THE EXERCISE: Could you copy exactly the lines from the one containing "What's the underlying" through the last line of the records below, leaving out any pictures?

MATERIAL FOR THIS EXERCISE:
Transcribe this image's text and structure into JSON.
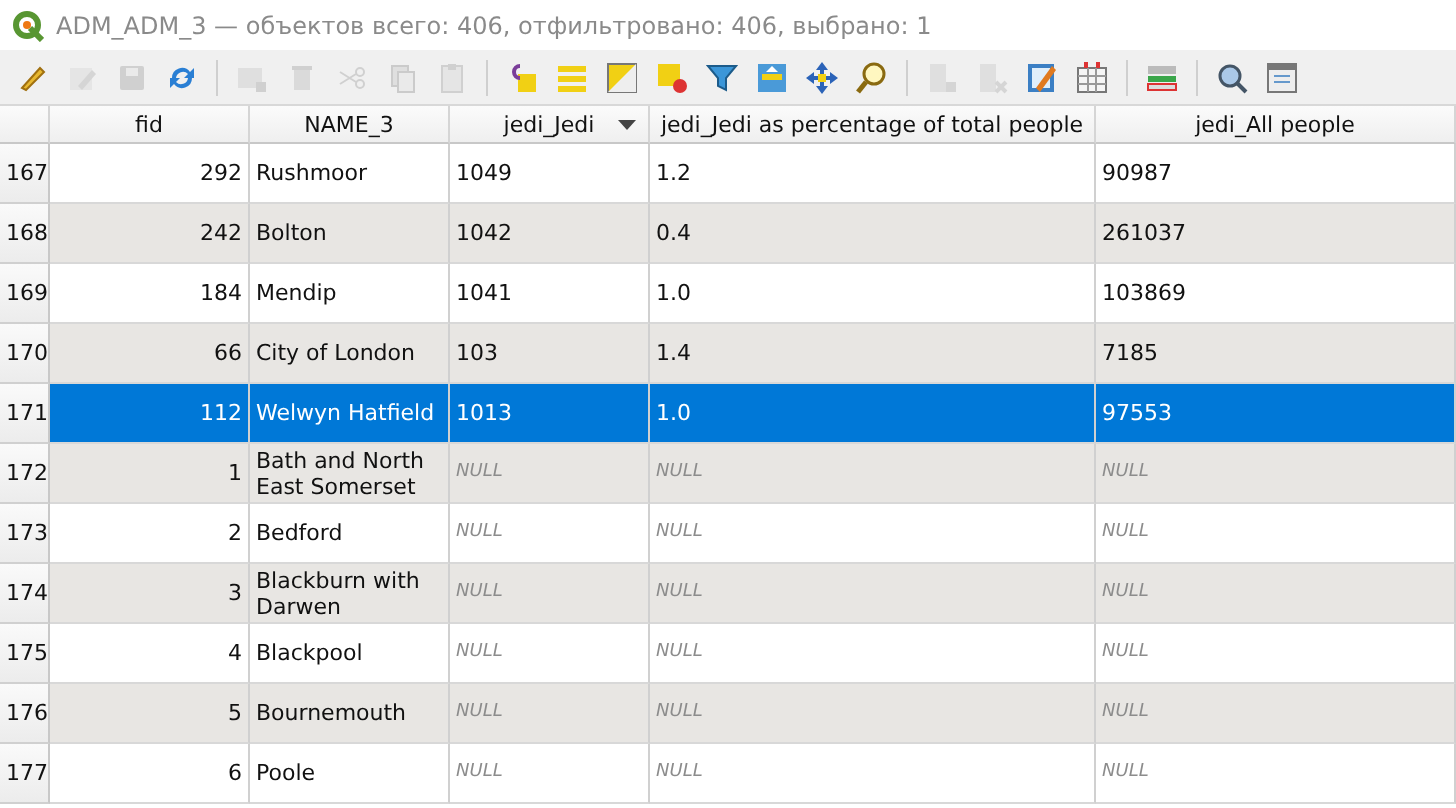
{
  "window": {
    "title": "ADM_ADM_3 — объектов всего: 406, отфильтровано: 406, выбрано: 1"
  },
  "toolbar": [
    {
      "kind": "pencil",
      "disabled": false
    },
    {
      "kind": "multi-edit",
      "disabled": true
    },
    {
      "kind": "save",
      "disabled": true
    },
    {
      "kind": "refresh",
      "disabled": false
    },
    {
      "kind": "separator"
    },
    {
      "kind": "add-row",
      "disabled": true
    },
    {
      "kind": "trash",
      "disabled": true
    },
    {
      "kind": "scissors",
      "disabled": true
    },
    {
      "kind": "copy",
      "disabled": true
    },
    {
      "kind": "paste",
      "disabled": true
    },
    {
      "kind": "separator"
    },
    {
      "kind": "expression-select",
      "disabled": false
    },
    {
      "kind": "select-all",
      "disabled": false
    },
    {
      "kind": "invert",
      "disabled": false
    },
    {
      "kind": "deselect",
      "disabled": false
    },
    {
      "kind": "filter",
      "disabled": false
    },
    {
      "kind": "move-top",
      "disabled": false
    },
    {
      "kind": "pan",
      "disabled": false
    },
    {
      "kind": "zoom",
      "disabled": false
    },
    {
      "kind": "separator"
    },
    {
      "kind": "new-field",
      "disabled": true
    },
    {
      "kind": "delete-field",
      "disabled": true
    },
    {
      "kind": "field-calc",
      "disabled": false
    },
    {
      "kind": "conditional",
      "disabled": false
    },
    {
      "kind": "separator"
    },
    {
      "kind": "dock",
      "disabled": false
    },
    {
      "kind": "separator"
    },
    {
      "kind": "actions",
      "disabled": false
    },
    {
      "kind": "form-view",
      "disabled": false
    }
  ],
  "table": {
    "columns": [
      {
        "label": "fid",
        "numeric": true,
        "sorted_descending": false
      },
      {
        "label": "NAME_3",
        "numeric": false,
        "sorted_descending": false
      },
      {
        "label": "jedi_Jedi",
        "numeric": false,
        "sorted_descending": true
      },
      {
        "label": "jedi_Jedi as percentage of total people",
        "numeric": false,
        "sorted_descending": false
      },
      {
        "label": "jedi_All people",
        "numeric": false,
        "sorted_descending": false
      }
    ],
    "rows": [
      {
        "header": "167",
        "selected": false,
        "cells": [
          {
            "text": "292",
            "null": false
          },
          {
            "text": "Rushmoor",
            "null": false
          },
          {
            "text": "1049",
            "null": false
          },
          {
            "text": "1.2",
            "null": false
          },
          {
            "text": "90987",
            "null": false
          }
        ]
      },
      {
        "header": "168",
        "selected": false,
        "cells": [
          {
            "text": "242",
            "null": false
          },
          {
            "text": "Bolton",
            "null": false
          },
          {
            "text": "1042",
            "null": false
          },
          {
            "text": "0.4",
            "null": false
          },
          {
            "text": "261037",
            "null": false
          }
        ]
      },
      {
        "header": "169",
        "selected": false,
        "cells": [
          {
            "text": "184",
            "null": false
          },
          {
            "text": "Mendip",
            "null": false
          },
          {
            "text": "1041",
            "null": false
          },
          {
            "text": "1.0",
            "null": false
          },
          {
            "text": "103869",
            "null": false
          }
        ]
      },
      {
        "header": "170",
        "selected": false,
        "cells": [
          {
            "text": "66",
            "null": false
          },
          {
            "text": "City of London",
            "null": false
          },
          {
            "text": "103",
            "null": false
          },
          {
            "text": "1.4",
            "null": false
          },
          {
            "text": "7185",
            "null": false
          }
        ]
      },
      {
        "header": "171",
        "selected": true,
        "cells": [
          {
            "text": "112",
            "null": false
          },
          {
            "text": "Welwyn Hatfield",
            "null": false
          },
          {
            "text": "1013",
            "null": false
          },
          {
            "text": "1.0",
            "null": false
          },
          {
            "text": "97553",
            "null": false
          }
        ]
      },
      {
        "header": "172",
        "selected": false,
        "cells": [
          {
            "text": "1",
            "null": false
          },
          {
            "text": "Bath and North East Somerset",
            "null": false
          },
          {
            "text": "NULL",
            "null": true
          },
          {
            "text": "NULL",
            "null": true
          },
          {
            "text": "NULL",
            "null": true
          }
        ]
      },
      {
        "header": "173",
        "selected": false,
        "cells": [
          {
            "text": "2",
            "null": false
          },
          {
            "text": "Bedford",
            "null": false
          },
          {
            "text": "NULL",
            "null": true
          },
          {
            "text": "NULL",
            "null": true
          },
          {
            "text": "NULL",
            "null": true
          }
        ]
      },
      {
        "header": "174",
        "selected": false,
        "cells": [
          {
            "text": "3",
            "null": false
          },
          {
            "text": "Blackburn with Darwen",
            "null": false
          },
          {
            "text": "NULL",
            "null": true
          },
          {
            "text": "NULL",
            "null": true
          },
          {
            "text": "NULL",
            "null": true
          }
        ]
      },
      {
        "header": "175",
        "selected": false,
        "cells": [
          {
            "text": "4",
            "null": false
          },
          {
            "text": "Blackpool",
            "null": false
          },
          {
            "text": "NULL",
            "null": true
          },
          {
            "text": "NULL",
            "null": true
          },
          {
            "text": "NULL",
            "null": true
          }
        ]
      },
      {
        "header": "176",
        "selected": false,
        "cells": [
          {
            "text": "5",
            "null": false
          },
          {
            "text": "Bournemouth",
            "null": false
          },
          {
            "text": "NULL",
            "null": true
          },
          {
            "text": "NULL",
            "null": true
          },
          {
            "text": "NULL",
            "null": true
          }
        ]
      },
      {
        "header": "177",
        "selected": false,
        "cells": [
          {
            "text": "6",
            "null": false
          },
          {
            "text": "Poole",
            "null": false
          },
          {
            "text": "NULL",
            "null": true
          },
          {
            "text": "NULL",
            "null": true
          },
          {
            "text": "NULL",
            "null": true
          }
        ]
      }
    ]
  }
}
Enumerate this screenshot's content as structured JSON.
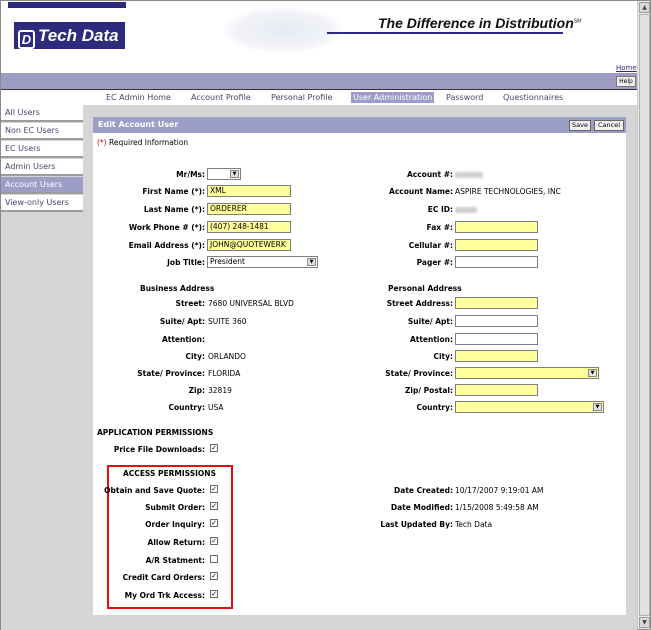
{
  "header": {
    "logo_text": "Tech Data",
    "logo_mark": "D",
    "tagline": "The Difference in Distribution",
    "tagline_mark": "SM",
    "home_link": "Home",
    "help_button": "Help"
  },
  "topnav": [
    "EC Admin Home",
    "Account Profile",
    "Personal Profile",
    "User Administration",
    "Password",
    "Questionnaires"
  ],
  "sidebar": [
    "All Users",
    "Non EC Users",
    "EC Users",
    "Admin Users",
    "Account Users",
    "View-only Users"
  ],
  "panel": {
    "title": "Edit Account User",
    "save_label": "Save",
    "cancel_label": "Cancel",
    "required_mark": "(*)",
    "required_text": "Required Information"
  },
  "user": {
    "mr_ms_label": "Mr/Ms:",
    "mr_ms_value": "",
    "first_name_label": "First Name (*):",
    "first_name": "XML",
    "last_name_label": "Last Name (*):",
    "last_name": "ORDERER",
    "work_phone_label": "Work Phone # (*):",
    "work_phone": "(407) 248-1481",
    "email_label": "Email Address (*):",
    "email": "JOHN@QUOTEWERK",
    "job_title_label": "Job Title:",
    "job_title": "President"
  },
  "account": {
    "account_no_label": "Account #:",
    "account_name_label": "Account Name:",
    "account_name": "ASPIRE TECHNOLOGIES, INC",
    "ec_id_label": "EC ID:",
    "fax_label": "Fax #:",
    "cellular_label": "Cellular #:",
    "pager_label": "Pager #:"
  },
  "business_address": {
    "title": "Business Address",
    "street_label": "Street:",
    "street": "7680 UNIVERSAL BLVD",
    "suite_label": "Suite/ Apt:",
    "suite": "SUITE 360",
    "attention_label": "Attention:",
    "city_label": "City:",
    "city": "ORLANDO",
    "state_label": "State/ Province:",
    "state": "FLORIDA",
    "zip_label": "Zip:",
    "zip": "32819",
    "country_label": "Country:",
    "country": "USA"
  },
  "personal_address": {
    "title": "Personal Address",
    "street_label": "Street Address:",
    "suite_label": "Suite/ Apt:",
    "attention_label": "Attention:",
    "city_label": "City:",
    "state_label": "State/ Province:",
    "zip_label": "Zip/ Postal:",
    "country_label": "Country:"
  },
  "app_permissions": {
    "title": "APPLICATION PERMISSIONS",
    "price_file_label": "Price File Downloads:",
    "price_file_checked": true
  },
  "access_permissions": {
    "title": "ACCESS PERMISSIONS",
    "items": [
      {
        "label": "Obtain and Save Quote:",
        "checked": true
      },
      {
        "label": "Submit Order:",
        "checked": true
      },
      {
        "label": "Order Inquiry:",
        "checked": true
      },
      {
        "label": "Allow Return:",
        "checked": true
      },
      {
        "label": "A/R Statment:",
        "checked": false
      },
      {
        "label": "Credit Card Orders:",
        "checked": true
      },
      {
        "label": "My Ord Trk Access:",
        "checked": true
      }
    ]
  },
  "audit": {
    "date_created_label": "Date Created:",
    "date_created": "10/17/2007 9:19:01 AM",
    "date_modified_label": "Date Modified:",
    "date_modified": "1/15/2008 5:49:58 AM",
    "last_updated_label": "Last Updated By:",
    "last_updated_by": "Tech Data"
  },
  "colors": {
    "brand": "#2e2a7e",
    "accent": "#9d9ec7",
    "highlight_field": "#ffff9e",
    "annotation": "#e01010"
  },
  "icons": {
    "checkbox_check": "✓",
    "dropdown": "▼"
  }
}
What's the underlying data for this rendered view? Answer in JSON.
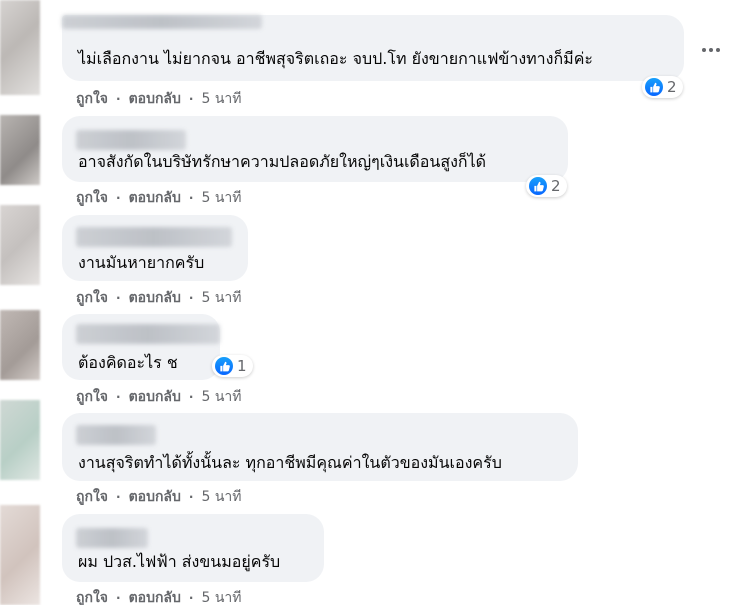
{
  "comments": [
    {
      "text": "ไม่เลือกงาน ไม่ยากจน อาชีพสุจริตเถอะ จบป.โท ยังขายกาแฟข้างทางก็มีค่ะ",
      "reaction_count": "2",
      "like_label": "ถูกใจ",
      "reply_label": "ตอบกลับ",
      "separator": "·",
      "time": "5 นาที"
    },
    {
      "text": "อาจสังกัดในบริษัทรักษาความปลอดภัยใหญ่ๆเงินเดือนสูงก็ได้",
      "reaction_count": "2",
      "like_label": "ถูกใจ",
      "reply_label": "ตอบกลับ",
      "separator": "·",
      "time": "5 นาที"
    },
    {
      "text": "งานมันหายากครับ",
      "like_label": "ถูกใจ",
      "reply_label": "ตอบกลับ",
      "separator": "·",
      "time": "5 นาที"
    },
    {
      "text": "ต้องคิดอะไร ช",
      "reaction_count": "1",
      "like_label": "ถูกใจ",
      "reply_label": "ตอบกลับ",
      "separator": "·",
      "time": "5 นาที"
    },
    {
      "text": "งานสุจริตทำได้ทั้งนั้นละ ทุกอาชีพมีคุณค่าในตัวของมันเองครับ",
      "like_label": "ถูกใจ",
      "reply_label": "ตอบกลับ",
      "separator": "·",
      "time": "5 นาที"
    },
    {
      "text": "ผม ปวส.ไฟฟ้า ส่งขนมอยู่ครับ",
      "like_label": "ถูกใจ",
      "reply_label": "ตอบกลับ",
      "separator": "·",
      "time": "5 นาที"
    }
  ],
  "icons": {
    "reaction": "like-icon",
    "more": "more-options-icon"
  },
  "colors": {
    "bubble": "#f0f2f5",
    "secondary_text": "#65676b",
    "like_blue": "#0866ff"
  }
}
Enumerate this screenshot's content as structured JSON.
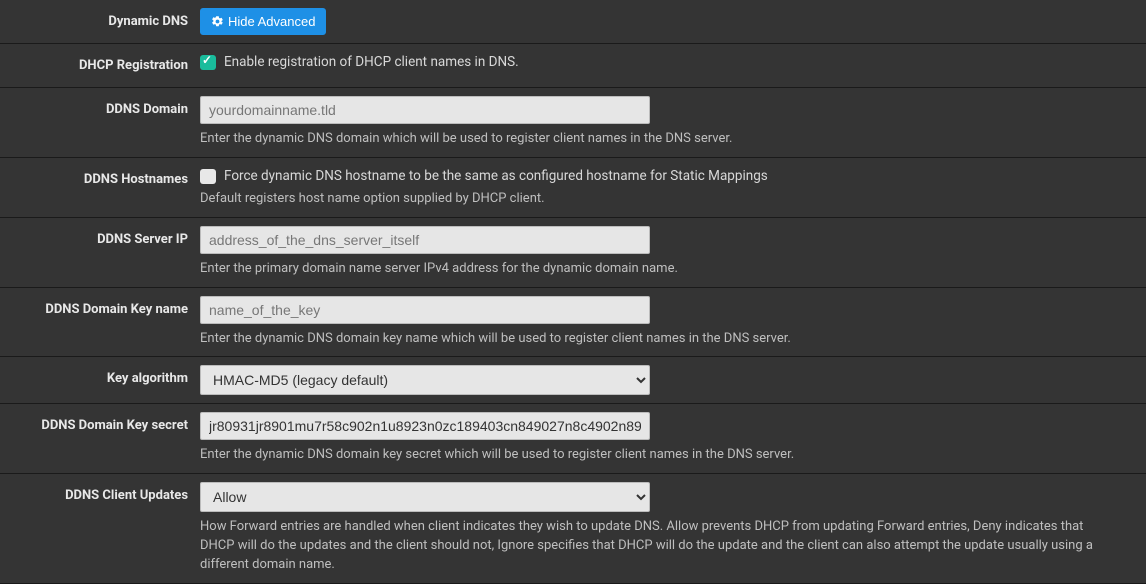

FINAL RESULT:
What's the underlying data for this rendered view? Answer in JSON.
{
  "comments": [
    {
      "text": "ไม่เลือกงาน ไม่ยากจน อาชีพสุจริตเถอะ จบป.โท ยังขายกาแฟข้างทางก็มีค่ะ",
      "reaction_count": "2",
      "like_label": "ถูกใจ",
      "reply_label": "ตอบกลับ",
      "separator": "·",
      "time": "5 นาที"
    },
    {
      "text": "อาจสังกัดในบริษัทรักษาความปลอดภัยใหญ่ๆเงินเดือนสูงก็ได้",
      "reaction_count": "2",
      "like_label": "ถูกใจ",
      "reply_label": "ตอบกลับ",
      "separator": "·",
      "time": "5 นาที"
    },
    {
      "text": "งานมันหายากครับ",
      "like_label": "ถูกใจ",
      "reply_label": "ตอบกลับ",
      "separator": "·",
      "time": "5 นาที"
    },
    {
      "text": "ต้องคิดอะไร ช",
      "reaction_count": "1",
      "like_label": "ถูกใจ",
      "reply_label": "ตอบกลับ",
      "separator": "·",
      "time": "5 นาที"
    },
    {
      "text": "งานสุจริตทำได้ทั้งนั้นละ ทุกอาชีพมีคุณค่าในตัวของมันเองครับ",
      "like_label": "ถูกใจ",
      "reply_label": "ตอบกลับ",
      "separator": "·",
      "time": "5 นาที"
    },
    {
      "text": "ผม ปวส.ไฟฟ้า ส่งขนมอยู่ครับ",
      "like_label": "ถูกใจ",
      "reply_label": "ตอบกลับ",
      "separator": "·",
      "time": "5 นาที"
    }
  ],
  "icons": {
    "reaction": "like-icon",
    "more": "more-options-icon"
  },
  "colors": {
    "bubble": "#f0f2f5",
    "secondary_text": "#65676b",
    "like_blue": "#0866ff"
  }
}
Enumerate this screenshot's content as structured JSON.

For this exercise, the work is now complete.